### [REQUIREMENT]
Pick out each line of the records in which the word "programme" appears.

[Entries from a dataset]
-----

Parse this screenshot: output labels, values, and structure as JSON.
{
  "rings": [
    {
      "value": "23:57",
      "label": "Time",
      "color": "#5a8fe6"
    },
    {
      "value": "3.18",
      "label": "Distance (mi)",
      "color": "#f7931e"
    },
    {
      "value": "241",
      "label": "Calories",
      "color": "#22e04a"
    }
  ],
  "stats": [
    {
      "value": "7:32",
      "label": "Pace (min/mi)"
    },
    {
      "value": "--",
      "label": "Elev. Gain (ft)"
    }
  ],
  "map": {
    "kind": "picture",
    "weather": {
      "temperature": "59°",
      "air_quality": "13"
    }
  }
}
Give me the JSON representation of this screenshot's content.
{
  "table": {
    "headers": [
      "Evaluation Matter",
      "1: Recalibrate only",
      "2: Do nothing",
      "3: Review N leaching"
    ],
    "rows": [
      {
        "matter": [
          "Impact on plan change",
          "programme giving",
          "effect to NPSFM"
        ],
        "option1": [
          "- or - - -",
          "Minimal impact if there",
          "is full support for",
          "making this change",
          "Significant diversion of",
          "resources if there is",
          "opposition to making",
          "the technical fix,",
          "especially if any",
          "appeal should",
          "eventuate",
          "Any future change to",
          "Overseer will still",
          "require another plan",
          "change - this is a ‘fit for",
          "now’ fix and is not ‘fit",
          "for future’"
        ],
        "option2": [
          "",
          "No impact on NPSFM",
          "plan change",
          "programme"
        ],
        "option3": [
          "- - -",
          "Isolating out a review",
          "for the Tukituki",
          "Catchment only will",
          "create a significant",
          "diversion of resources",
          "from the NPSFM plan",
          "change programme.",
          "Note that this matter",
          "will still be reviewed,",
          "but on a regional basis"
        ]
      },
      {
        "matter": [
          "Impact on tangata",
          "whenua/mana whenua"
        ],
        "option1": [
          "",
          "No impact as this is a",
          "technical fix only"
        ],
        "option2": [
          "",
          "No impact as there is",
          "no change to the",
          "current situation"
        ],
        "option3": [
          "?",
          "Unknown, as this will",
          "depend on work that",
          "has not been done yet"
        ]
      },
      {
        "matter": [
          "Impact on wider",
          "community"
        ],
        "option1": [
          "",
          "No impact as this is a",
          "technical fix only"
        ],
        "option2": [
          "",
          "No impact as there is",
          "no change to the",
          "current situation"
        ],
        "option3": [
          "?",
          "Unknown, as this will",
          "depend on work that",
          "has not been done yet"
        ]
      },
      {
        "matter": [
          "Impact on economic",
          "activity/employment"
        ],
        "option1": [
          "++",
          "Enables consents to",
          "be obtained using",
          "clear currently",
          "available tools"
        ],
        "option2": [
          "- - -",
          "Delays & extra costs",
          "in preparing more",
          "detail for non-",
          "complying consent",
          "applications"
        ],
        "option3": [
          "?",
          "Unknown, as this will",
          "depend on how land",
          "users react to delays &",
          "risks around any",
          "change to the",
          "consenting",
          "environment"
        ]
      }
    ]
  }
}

-----

### [OUTPUT OF THE TASK]
          "programme giving",
          "programme"
          "change programme.",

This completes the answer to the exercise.